TASK GOAL.
Without the pictures, repeat the listing character for character.

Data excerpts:
◇ ◇ ◇

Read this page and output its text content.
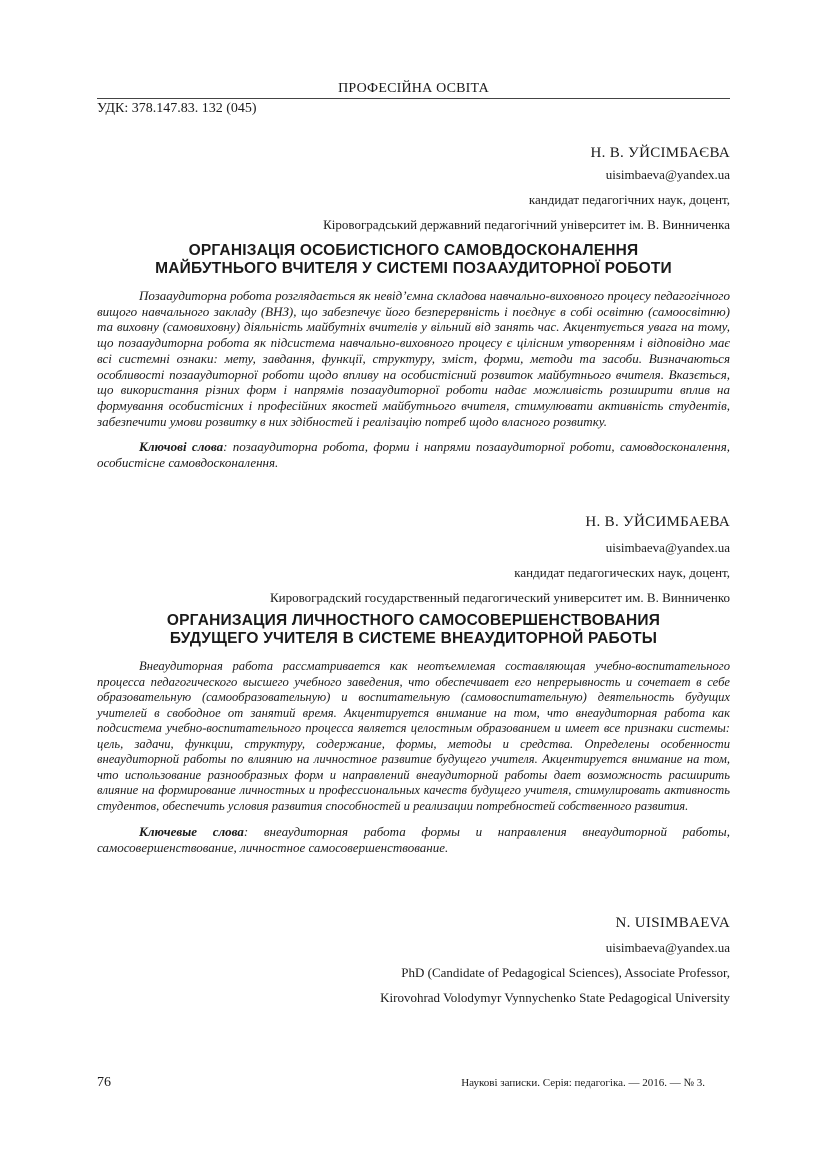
ПРОФЕСІЙНА ОСВІТА
УДК: 378.147.83. 132 (045)
Н. В. УЙСІМБАЄВА
uisimbaeva@yandex.ua
кандидат педагогічних наук, доцент,
Кіровоградський державний педагогічний університет ім. В. Винниченка
ОРГАНІЗАЦІЯ ОСОБИСТІСНОГО САМОВДОСКОНАЛЕННЯ
МАЙБУТНЬОГО ВЧИТЕЛЯ У СИСТЕМІ ПОЗААУДИТОРНОЇ РОБОТИ

Позааудиторна робота розглядається як невід’ємна складова навчально-виховного процесу педагогічного вищого навчального закладу (ВНЗ), що забезпечує його безперервність і поєднує в собі освітню (самоосвітню) та виховну (самовиховну) діяльність майбутніх вчителів у вільний від занять час. Акцентується увага на тому, що позааудиторна робота як підсистема навчально-виховного процесу є цілісним утворенням і відповідно має всі системні ознаки: мету, завдання, функції, структуру, зміст, форми, методи та засоби. Визначаються особливості позааудиторної роботи щодо впливу на особистісний розвиток майбутнього вчителя. Вказється, що використання різних форм і напрямів позааудиторної роботи надає можливість розширити вплив на формування особистісних і професійних якостей майбутнього вчителя, стимулювати активність студентів, забезпечити умови розвитку в них здібностей і реалізацію потреб щодо власного розвитку.

Ключові слова: позааудиторна робота, форми і напрями позааудиторної роботи, самовдосконалення, особистісне самовдосконалення.

Н. В. УЙСИМБАЕВА
uisimbaeva@yandex.ua
кандидат педагогических наук, доцент,
Кировоградский государственный педагогический университет им. В. Винниченко
ОРГАНИЗАЦИЯ ЛИЧНОСТНОГО САМОСОВЕРШЕНСТВОВАНИЯ
БУДУЩЕГО УЧИТЕЛЯ В СИСТЕМЕ ВНЕАУДИТОРНОЙ РАБОТЫ

Внеаудиторная работа рассматривается как неотъемлемая составляющая учебно-воспитательного процесса педагогического высшего учебного заведения, что обеспечивает его непрерывность и сочетает в себе образовательную (самообразовательную) и воспитательную (самовоспитательную) деятельность будущих учителей в свободное от занятий время. Акцентируется внимание на том, что внеаудиторная работа как подсистема учебно-воспитательного процесса является целостным образованием и имеет все признаки системы: цель, задачи, функции, структуру, содержание, формы, методы и средства. Определены особенности внеаудиторной работы по влиянию на личностное развитие будущего учителя. Акцентируется внимание на том, что использование разнообразных форм и направлений внеаудиторной работы дает возможность расширить влияние на формирование личностных и профессиональных качеств будущего учителя, стимулировать активность студентов, обеспечить условия развития способностей и реализации потребностей собственного развития.

Ключевые слова: внеаудиторная работа формы и направления внеаудиторной работы, самосовершенствование, личностное самосовершенствование.

N. UISIMBAEVA
uisimbaeva@yandex.ua
PhD (Candidate of Pedagogical Sciences), Associate Professor,
Kirovohrad Volodymyr Vynnychenko State Pedagogical University
76	Наукові записки. Серія: педагогіка. — 2016. — № 3.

◇ ◇ ◇

WRITTEN ANSWER.
Read this page and output its text content.
ПРОФЕСІЙНА ОСВІТА
УДК: 378.147.83. 132 (045)
Н. В. УЙСІМБАЄВА
uisimbaeva@yandex.ua
кандидат педагогічних наук, доцент,
Кіровоградський державний педагогічний університет ім. В. Винниченка
ОРГАНІЗАЦІЯ ОСОБИСТІСНОГО САМОВДОСКОНАЛЕННЯ
МАЙБУТНЬОГО ВЧИТЕЛЯ У СИСТЕМІ ПОЗААУДИТОРНОЇ РОБОТИ

Позааудиторна робота розглядається як невід’ємна складова навчально-виховного процесу педагогічного вищого навчального закладу (ВНЗ), що забезпечує його безперервність і поєднує в собі освітню (самоосвітню) та виховну (самовиховну) діяльність майбутніх вчителів у вільний від занять час. Акцентується увага на тому, що позааудиторна робота як підсистема навчально-виховного процесу є цілісним утворенням і відповідно має всі системні ознаки: мету, завдання, функції, структуру, зміст, форми, методи та засоби. Визначаються особливості позааудиторної роботи щодо впливу на особистісний розвиток майбутнього вчителя. Вказється, що використання різних форм і напрямів позааудиторної роботи надає можливість розширити вплив на формування особистісних і професійних якостей майбутнього вчителя, стимулювати активність студентів, забезпечити умови розвитку в них здібностей і реалізацію потреб щодо власного розвитку.

Ключові слова: позааудиторна робота, форми і напрями позааудиторної роботи, самовдосконалення, особистісне самовдосконалення.

Н. В. УЙСИМБАЕВА
uisimbaeva@yandex.ua
кандидат педагогических наук, доцент,
Кировоградский государственный педагогический университет им. В. Винниченко
ОРГАНИЗАЦИЯ ЛИЧНОСТНОГО САМОСОВЕРШЕНСТВОВАНИЯ
БУДУЩЕГО УЧИТЕЛЯ В СИСТЕМЕ ВНЕАУДИТОРНОЙ РАБОТЫ

Внеаудиторная работа рассматривается как неотъемлемая составляющая учебно-воспитательного процесса педагогического высшего учебного заведения, что обеспечивает его непрерывность и сочетает в себе образовательную (самообразовательную) и воспитательную (самовоспитательную) деятельность будущих учителей в свободное от занятий время. Акцентируется внимание на том, что внеаудиторная работа как подсистема учебно-воспитательного процесса является целостным образованием и имеет все признаки системы: цель, задачи, функции, структуру, содержание, формы, методы и средства. Определены особенности внеаудиторной работы по влиянию на личностное развитие будущего учителя. Акцентируется внимание на том, что использование разнообразных форм и направлений внеаудиторной работы дает возможность расширить влияние на формирование личностных и профессиональных качеств будущего учителя, стимулировать активность студентов, обеспечить условия развития способностей и реализации потребностей собственного развития.

Ключевые слова: внеаудиторная работа формы и направления внеаудиторной работы, самосовершенствование, личностное самосовершенствование.

N. UISIMBAEVA
uisimbaeva@yandex.ua
PhD (Candidate of Pedagogical Sciences), Associate Professor,
Kirovohrad Volodymyr Vynnychenko State Pedagogical University
76	Наукові записки. Серія: педагогіка. — 2016. — № 3.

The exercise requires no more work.